◆ **PROBLEM TO SOLVE**
An exact reproduction of all the entries below is required.

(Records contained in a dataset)
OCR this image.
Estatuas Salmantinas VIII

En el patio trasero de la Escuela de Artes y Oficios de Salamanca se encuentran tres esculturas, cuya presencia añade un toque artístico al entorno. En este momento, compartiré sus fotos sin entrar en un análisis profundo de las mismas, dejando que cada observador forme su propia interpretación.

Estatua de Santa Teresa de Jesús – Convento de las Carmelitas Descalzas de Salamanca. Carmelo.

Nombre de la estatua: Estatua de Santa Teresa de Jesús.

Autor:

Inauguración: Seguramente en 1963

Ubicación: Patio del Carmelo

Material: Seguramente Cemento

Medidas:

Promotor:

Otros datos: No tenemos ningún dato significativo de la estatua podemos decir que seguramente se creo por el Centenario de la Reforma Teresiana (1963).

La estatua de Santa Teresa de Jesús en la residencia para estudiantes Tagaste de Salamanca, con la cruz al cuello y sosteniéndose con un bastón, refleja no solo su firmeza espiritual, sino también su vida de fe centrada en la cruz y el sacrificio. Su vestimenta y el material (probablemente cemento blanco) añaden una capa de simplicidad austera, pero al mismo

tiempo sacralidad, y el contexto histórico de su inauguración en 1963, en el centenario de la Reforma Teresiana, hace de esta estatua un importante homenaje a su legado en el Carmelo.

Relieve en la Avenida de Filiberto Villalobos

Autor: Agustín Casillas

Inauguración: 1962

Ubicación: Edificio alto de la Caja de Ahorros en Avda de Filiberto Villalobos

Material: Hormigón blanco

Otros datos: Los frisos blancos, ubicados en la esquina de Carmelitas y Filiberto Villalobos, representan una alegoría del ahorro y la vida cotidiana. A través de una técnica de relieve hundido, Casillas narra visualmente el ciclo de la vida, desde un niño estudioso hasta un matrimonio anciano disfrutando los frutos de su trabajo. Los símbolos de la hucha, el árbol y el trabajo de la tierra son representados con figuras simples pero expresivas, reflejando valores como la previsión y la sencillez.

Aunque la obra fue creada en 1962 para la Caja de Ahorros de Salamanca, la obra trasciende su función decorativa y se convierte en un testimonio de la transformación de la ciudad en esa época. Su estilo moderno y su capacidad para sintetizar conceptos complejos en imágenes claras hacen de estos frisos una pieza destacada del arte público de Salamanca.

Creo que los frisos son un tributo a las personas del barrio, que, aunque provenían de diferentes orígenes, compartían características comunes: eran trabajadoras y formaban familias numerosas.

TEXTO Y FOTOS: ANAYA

◆ **ANSWER SPACE**
OCR this image.
Estatuas Salmantinas VIII

En el patio trasero de la Escuela de Artes y Oficios de Salamanca se encuentran tres esculturas, cuya presencia añade un toque artístico al entorno. En este momento, compartiré sus fotos sin entrar en un análisis profundo de las mismas, dejando que cada observador forme su propia interpretación.

Estatua de Santa Teresa de Jesús – Convento de las Carmelitas Descalzas de Salamanca. Carmelo.

Nombre de la estatua: Estatua de Santa Teresa de Jesús.

Autor:

Inauguración: Seguramente en 1963

Ubicación: Patio del Carmelo

Material: Seguramente Cemento

Medidas:

Promotor:

Otros datos: No tenemos ningún dato significativo de la estatua podemos decir que seguramente se creo por el Centenario de la Reforma Teresiana (1963).

La estatua de Santa Teresa de Jesús en la residencia para estudiantes Tagaste de Salamanca, con la cruz al cuello y sosteniéndose con un bastón, refleja no solo su firmeza espiritual, sino también su vida de fe centrada en la cruz y el sacrificio. Su vestimenta y el material (probablemente cemento blanco) añaden una capa de simplicidad austera, pero al mismo

tiempo sacralidad, y el contexto histórico de su inauguración en 1963, en el centenario de la Reforma Teresiana, hace de esta estatua un importante homenaje a su legado en el Carmelo.

Relieve en la Avenida de Filiberto Villalobos

Autor: Agustín Casillas

Inauguración: 1962

Ubicación: Edificio alto de la Caja de Ahorros en Avda de Filiberto Villalobos

Material: Hormigón blanco

Otros datos: Los frisos blancos, ubicados en la esquina de Carmelitas y Filiberto Villalobos, representan una alegoría del ahorro y la vida cotidiana. A través de una técnica de relieve hundido, Casillas narra visualmente el ciclo de la vida, desde un niño estudioso hasta un matrimonio anciano disfrutando los frutos de su trabajo. Los símbolos de la hucha, el árbol y el trabajo de la tierra son representados con figuras simples pero expresivas, reflejando valores como la previsión y la sencillez.

Aunque la obra fue creada en 1962 para la Caja de Ahorros de Salamanca, la obra trasciende su función decorativa y se convierte en un testimonio de la transformación de la ciudad en esa época. Su estilo moderno y su capacidad para sintetizar conceptos complejos en imágenes claras hacen de estos frisos una pieza destacada del arte público de Salamanca.

Creo que los frisos son un tributo a las personas del barrio, que, aunque provenían de diferentes orígenes, compartían características comunes: eran trabajadoras y formaban familias numerosas.

TEXTO Y FOTOS: ANAYA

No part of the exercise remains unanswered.